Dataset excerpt
** Start **

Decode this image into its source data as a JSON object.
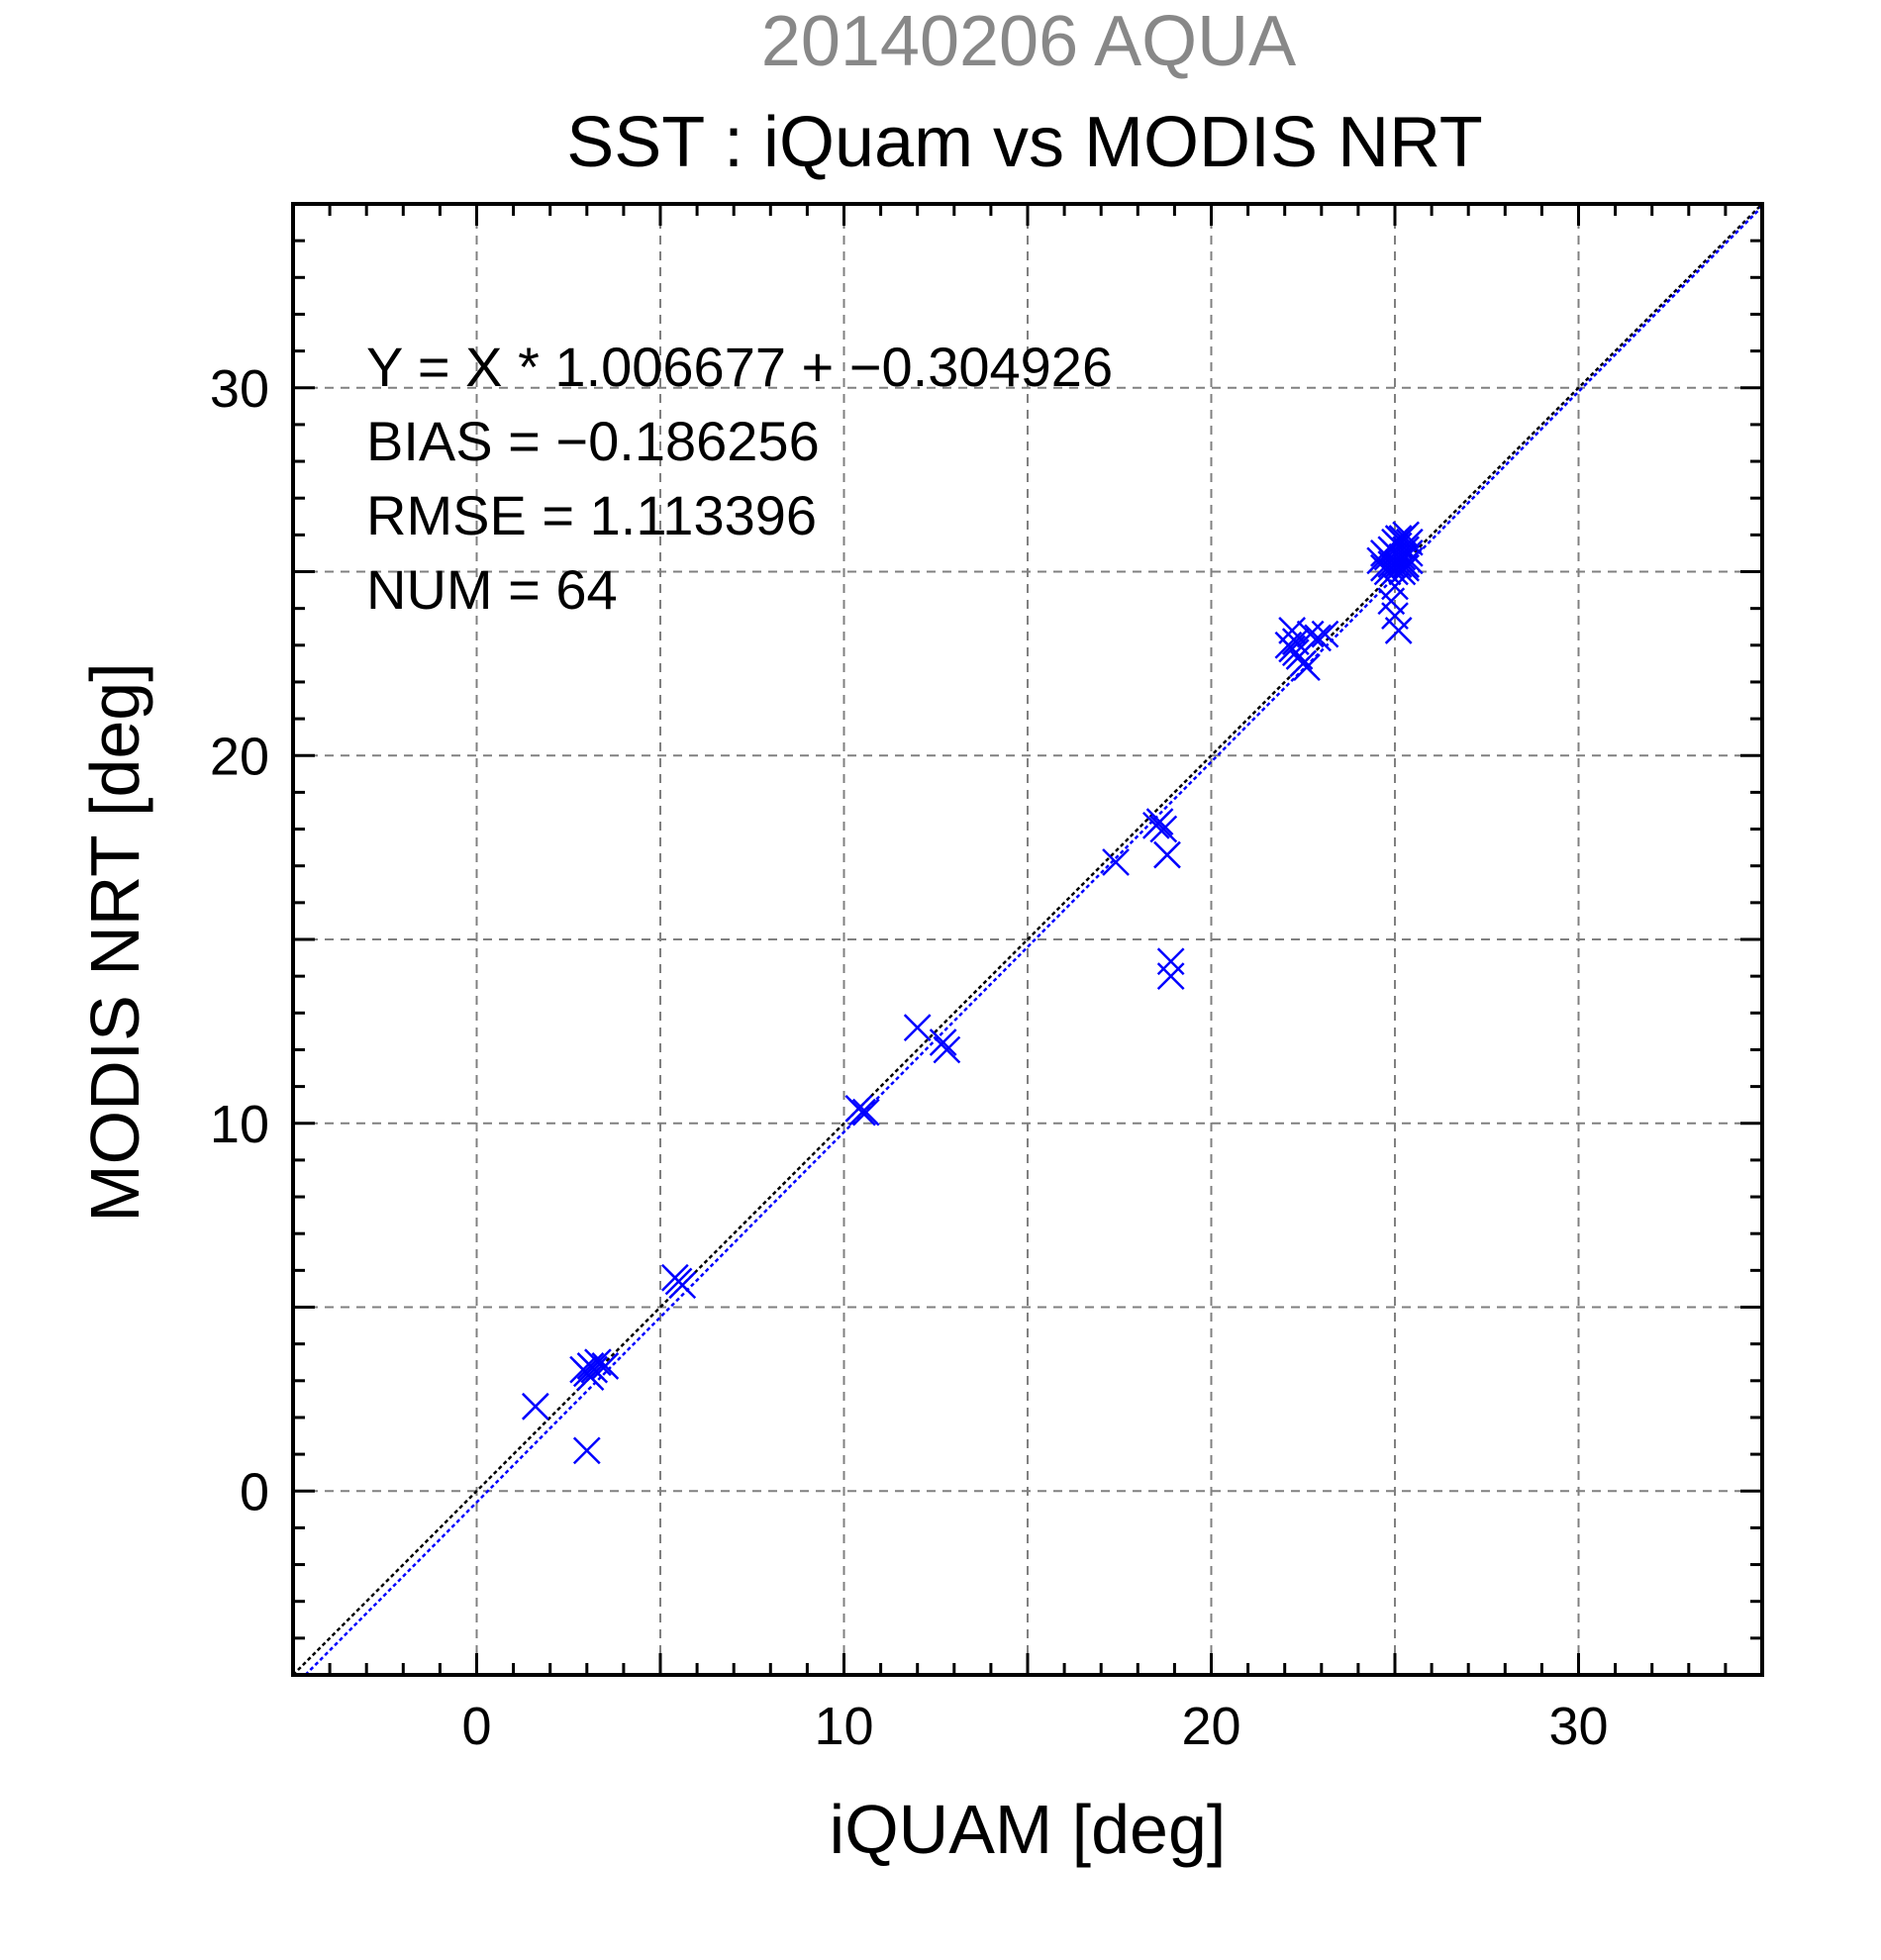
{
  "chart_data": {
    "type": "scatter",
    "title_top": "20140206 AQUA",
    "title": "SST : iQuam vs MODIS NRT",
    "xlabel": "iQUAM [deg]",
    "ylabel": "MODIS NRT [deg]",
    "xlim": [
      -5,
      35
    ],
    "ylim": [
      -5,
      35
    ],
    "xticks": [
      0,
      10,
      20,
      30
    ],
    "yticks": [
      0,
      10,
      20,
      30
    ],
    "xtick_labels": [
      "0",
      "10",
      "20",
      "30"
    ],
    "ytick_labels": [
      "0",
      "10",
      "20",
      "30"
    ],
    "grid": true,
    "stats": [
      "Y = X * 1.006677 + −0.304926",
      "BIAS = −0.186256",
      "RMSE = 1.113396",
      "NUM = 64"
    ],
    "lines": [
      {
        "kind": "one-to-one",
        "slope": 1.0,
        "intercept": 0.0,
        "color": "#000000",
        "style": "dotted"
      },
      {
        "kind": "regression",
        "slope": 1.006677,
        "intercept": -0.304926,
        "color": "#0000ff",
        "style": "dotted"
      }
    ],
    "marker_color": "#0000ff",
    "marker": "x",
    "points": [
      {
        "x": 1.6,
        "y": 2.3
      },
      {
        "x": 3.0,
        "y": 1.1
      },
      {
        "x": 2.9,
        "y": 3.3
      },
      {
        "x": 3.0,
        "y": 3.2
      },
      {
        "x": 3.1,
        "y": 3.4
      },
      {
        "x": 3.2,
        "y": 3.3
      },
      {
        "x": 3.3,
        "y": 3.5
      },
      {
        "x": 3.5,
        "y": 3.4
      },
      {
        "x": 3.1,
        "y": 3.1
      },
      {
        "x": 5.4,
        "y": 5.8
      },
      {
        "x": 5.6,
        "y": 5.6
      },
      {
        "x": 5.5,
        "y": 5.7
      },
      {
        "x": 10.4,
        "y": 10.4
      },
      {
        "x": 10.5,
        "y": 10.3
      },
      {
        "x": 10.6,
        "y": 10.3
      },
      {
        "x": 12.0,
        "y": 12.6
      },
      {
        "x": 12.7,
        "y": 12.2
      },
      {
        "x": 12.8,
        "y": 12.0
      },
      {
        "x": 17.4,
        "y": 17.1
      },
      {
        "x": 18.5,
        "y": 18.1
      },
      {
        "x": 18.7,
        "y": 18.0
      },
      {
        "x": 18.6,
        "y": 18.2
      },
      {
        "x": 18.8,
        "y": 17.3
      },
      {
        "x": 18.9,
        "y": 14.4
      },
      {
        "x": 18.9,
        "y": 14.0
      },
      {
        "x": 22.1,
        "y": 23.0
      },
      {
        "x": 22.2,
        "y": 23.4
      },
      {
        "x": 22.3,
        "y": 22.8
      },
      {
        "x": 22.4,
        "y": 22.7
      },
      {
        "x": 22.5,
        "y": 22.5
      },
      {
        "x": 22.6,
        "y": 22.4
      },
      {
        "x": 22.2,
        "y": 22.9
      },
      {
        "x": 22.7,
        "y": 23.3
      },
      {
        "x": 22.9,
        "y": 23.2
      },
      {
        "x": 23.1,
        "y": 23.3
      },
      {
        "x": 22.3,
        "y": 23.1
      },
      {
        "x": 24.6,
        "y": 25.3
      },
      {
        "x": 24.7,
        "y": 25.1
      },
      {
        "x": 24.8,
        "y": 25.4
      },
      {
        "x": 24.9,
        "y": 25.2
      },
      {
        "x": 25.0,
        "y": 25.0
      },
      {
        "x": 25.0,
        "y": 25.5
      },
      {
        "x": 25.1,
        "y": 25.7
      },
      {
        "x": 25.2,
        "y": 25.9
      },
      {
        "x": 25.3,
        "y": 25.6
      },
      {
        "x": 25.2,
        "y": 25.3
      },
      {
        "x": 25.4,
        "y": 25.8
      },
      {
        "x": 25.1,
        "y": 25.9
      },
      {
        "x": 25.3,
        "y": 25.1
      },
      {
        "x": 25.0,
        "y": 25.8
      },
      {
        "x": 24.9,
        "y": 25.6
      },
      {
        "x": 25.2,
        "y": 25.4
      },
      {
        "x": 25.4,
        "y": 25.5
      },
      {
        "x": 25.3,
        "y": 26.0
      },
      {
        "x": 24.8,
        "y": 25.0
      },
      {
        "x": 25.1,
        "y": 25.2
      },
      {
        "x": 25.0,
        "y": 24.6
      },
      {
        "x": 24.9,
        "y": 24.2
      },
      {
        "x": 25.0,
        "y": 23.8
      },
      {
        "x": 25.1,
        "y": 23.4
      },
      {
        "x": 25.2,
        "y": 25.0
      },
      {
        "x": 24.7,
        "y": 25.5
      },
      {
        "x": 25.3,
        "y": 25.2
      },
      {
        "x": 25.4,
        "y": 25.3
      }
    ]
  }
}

** End **
** Start **

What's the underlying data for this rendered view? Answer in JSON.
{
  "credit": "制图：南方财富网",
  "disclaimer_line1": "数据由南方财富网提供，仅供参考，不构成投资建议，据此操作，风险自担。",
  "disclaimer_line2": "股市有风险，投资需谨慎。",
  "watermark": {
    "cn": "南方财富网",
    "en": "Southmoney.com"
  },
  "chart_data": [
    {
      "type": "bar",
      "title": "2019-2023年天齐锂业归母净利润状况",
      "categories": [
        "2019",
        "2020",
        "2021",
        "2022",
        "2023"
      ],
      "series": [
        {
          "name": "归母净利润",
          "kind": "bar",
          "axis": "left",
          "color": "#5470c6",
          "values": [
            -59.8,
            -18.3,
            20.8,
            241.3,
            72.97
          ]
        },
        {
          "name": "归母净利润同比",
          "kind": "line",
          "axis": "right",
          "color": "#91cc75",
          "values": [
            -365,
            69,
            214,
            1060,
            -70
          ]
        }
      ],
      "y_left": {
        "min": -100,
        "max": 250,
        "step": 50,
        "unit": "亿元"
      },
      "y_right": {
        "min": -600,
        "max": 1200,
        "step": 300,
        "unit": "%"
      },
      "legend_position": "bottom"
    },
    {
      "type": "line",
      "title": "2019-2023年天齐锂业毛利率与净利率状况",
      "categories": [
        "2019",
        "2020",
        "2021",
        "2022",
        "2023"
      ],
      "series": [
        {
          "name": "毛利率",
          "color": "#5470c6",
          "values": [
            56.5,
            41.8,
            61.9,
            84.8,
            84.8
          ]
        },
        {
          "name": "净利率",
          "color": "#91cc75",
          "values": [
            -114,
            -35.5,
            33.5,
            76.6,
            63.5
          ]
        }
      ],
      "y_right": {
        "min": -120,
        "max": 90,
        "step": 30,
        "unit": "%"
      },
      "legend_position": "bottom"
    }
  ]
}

** End **

*Problem description*.
Extract every line of the records above that contains the word "name".

*Exercise solution*.
          "name": "归母净利润",
          "name": "归母净利润同比",
          "name": "毛利率",
          "name": "净利率",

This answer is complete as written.